● **Bloco de texto**
*-*-*

Matthew Shipp: a arte do piano


                                                                       Photo by Peter Gannushkin
Há 25 anos, Matthew Shipp dava início a uma das trajetórias mais inventivas do piano contemporâneo. Seu primeiro álbum, “Sonic Explorations”, de 1988, duo com o saxofonista Rob Brown, apenas apontava tenuamente para o que viria à frente. Dezenas de álbuns e parcerias com muitos dos nomes centrais da free music depois, Shipp está hoje no topo da arte pianística atual. Nascido em dezembro de 1960, em Wilmington (DE), Shipp estudou na Universidade de Delaware e no New England Conservatory (por onde também passou Cecil Taylor). Na adolescência, tocou teclado em bandas de rock e piano em grupos de post-bop. Foi apenas em 1984 que rumou para Nova York, em busca de novos rumos e possbilidades musicais. Como tantos artistas que chegaram a NY sem muitos contatos, Shipp demorou um pouco para se integrar e se destacar na cena; daquela década, o único registro sobrevivente é seu álbum de estreia. Ao jornalista Phil Freeman, ele relatou o que encontrou quando se mudou para NY:




The only things that were happening were they Wynton thing (the ‘neo-conservative’ thing) and the white avant-gardists that were downtown, the whole Zorn, post-Zorn thing. And for a black musician to be trying to actually play an instrument in their own style… people didn’t even listen to the content.”

*-*-*

● **Informações extraídas**
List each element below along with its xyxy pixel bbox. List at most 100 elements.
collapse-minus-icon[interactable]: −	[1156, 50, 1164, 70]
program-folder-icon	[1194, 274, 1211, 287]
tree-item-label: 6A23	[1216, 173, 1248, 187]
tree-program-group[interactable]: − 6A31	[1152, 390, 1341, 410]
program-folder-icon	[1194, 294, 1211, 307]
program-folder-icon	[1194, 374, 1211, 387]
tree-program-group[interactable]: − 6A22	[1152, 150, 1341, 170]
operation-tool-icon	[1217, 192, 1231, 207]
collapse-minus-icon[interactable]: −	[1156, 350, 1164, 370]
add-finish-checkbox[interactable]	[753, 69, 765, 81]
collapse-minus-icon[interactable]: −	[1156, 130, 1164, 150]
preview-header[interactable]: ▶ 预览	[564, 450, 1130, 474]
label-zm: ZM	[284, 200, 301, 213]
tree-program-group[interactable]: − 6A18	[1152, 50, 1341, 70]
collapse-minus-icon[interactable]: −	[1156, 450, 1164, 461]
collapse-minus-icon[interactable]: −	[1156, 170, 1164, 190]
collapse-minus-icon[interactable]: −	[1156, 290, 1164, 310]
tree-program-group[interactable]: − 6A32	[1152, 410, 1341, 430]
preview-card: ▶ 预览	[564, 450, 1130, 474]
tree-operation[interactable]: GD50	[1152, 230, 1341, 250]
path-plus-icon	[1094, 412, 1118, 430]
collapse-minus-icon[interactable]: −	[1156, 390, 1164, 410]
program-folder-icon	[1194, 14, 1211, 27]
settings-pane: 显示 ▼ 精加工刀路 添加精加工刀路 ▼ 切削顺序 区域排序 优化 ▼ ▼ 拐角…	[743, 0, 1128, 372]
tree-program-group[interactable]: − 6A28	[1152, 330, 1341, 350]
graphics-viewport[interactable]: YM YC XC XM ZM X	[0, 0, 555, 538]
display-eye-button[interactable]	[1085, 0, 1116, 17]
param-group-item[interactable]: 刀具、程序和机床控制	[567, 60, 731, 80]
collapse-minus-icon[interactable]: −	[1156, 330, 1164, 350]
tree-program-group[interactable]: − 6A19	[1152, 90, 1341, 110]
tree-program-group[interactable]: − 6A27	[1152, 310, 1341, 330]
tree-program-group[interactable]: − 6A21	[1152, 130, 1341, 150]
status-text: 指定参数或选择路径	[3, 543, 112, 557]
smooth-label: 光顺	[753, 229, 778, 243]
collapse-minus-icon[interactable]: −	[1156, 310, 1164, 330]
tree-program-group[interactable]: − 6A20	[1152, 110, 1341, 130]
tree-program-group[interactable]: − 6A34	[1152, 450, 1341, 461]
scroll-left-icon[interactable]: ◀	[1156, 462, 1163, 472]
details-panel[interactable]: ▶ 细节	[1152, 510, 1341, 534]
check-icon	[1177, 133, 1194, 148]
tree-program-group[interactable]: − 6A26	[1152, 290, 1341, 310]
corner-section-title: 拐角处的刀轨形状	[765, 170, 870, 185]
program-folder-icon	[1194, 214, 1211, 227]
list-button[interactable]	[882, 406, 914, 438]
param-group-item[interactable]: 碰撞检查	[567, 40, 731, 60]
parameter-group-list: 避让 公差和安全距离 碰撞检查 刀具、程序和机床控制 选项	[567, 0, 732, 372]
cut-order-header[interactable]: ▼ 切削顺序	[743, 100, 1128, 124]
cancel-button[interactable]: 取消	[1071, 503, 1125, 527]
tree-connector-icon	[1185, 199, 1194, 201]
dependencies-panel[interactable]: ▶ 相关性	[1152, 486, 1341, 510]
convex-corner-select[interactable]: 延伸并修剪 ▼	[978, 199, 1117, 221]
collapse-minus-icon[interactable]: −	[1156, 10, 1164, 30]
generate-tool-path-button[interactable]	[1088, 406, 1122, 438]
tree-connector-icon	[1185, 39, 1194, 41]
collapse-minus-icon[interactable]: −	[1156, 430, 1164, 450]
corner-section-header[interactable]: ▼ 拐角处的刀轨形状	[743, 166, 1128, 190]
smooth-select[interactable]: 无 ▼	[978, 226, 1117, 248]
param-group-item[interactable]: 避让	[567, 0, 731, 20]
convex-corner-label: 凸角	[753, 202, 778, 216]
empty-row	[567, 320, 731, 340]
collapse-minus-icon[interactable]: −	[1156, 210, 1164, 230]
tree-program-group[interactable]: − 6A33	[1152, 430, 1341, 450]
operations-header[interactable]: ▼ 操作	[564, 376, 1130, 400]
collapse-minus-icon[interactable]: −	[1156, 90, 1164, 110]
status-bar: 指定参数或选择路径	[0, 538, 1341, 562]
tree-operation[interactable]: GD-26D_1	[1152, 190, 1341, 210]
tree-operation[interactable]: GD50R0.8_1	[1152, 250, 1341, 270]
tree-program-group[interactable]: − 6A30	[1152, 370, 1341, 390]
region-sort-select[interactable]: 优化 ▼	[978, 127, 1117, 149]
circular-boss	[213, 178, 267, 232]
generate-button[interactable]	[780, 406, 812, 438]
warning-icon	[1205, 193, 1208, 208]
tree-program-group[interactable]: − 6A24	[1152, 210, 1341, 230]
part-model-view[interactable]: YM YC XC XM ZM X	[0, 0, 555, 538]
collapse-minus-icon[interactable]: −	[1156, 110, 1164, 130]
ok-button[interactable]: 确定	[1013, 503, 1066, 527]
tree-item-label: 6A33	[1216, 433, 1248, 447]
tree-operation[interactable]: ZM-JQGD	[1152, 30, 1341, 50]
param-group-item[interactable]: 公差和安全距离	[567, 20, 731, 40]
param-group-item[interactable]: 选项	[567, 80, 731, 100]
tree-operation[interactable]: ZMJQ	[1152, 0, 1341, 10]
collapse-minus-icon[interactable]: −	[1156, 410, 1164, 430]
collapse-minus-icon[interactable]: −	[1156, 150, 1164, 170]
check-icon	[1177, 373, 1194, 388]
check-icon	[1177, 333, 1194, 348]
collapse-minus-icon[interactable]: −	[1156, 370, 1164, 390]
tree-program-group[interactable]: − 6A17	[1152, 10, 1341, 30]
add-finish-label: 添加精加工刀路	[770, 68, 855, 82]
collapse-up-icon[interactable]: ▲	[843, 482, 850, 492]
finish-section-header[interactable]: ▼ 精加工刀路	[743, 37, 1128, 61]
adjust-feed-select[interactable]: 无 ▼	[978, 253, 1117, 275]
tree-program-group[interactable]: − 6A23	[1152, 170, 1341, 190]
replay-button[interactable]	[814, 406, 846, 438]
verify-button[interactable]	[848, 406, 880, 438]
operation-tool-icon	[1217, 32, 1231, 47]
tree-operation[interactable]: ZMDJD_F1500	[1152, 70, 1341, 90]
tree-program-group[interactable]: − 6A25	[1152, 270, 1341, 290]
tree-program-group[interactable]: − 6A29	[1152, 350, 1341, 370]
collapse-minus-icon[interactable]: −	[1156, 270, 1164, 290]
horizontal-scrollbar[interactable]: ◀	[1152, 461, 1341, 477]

*-*-*

● **O que se pede**
Responda com base no texto sobre Matthew Shipp:
(a) Qual é o título do primeiro álbum de Shipp, e em que ano foi lançado?
(b) Em quais duas instituições Shipp estudou?
(c) Em que ano ele se mudou para Nova York?

● **Resultado final**
(a) "Sonic Explorations", de 1988.
(b) Na Universidade de Delaware e no New England Conservatory.
(c) Em 1984.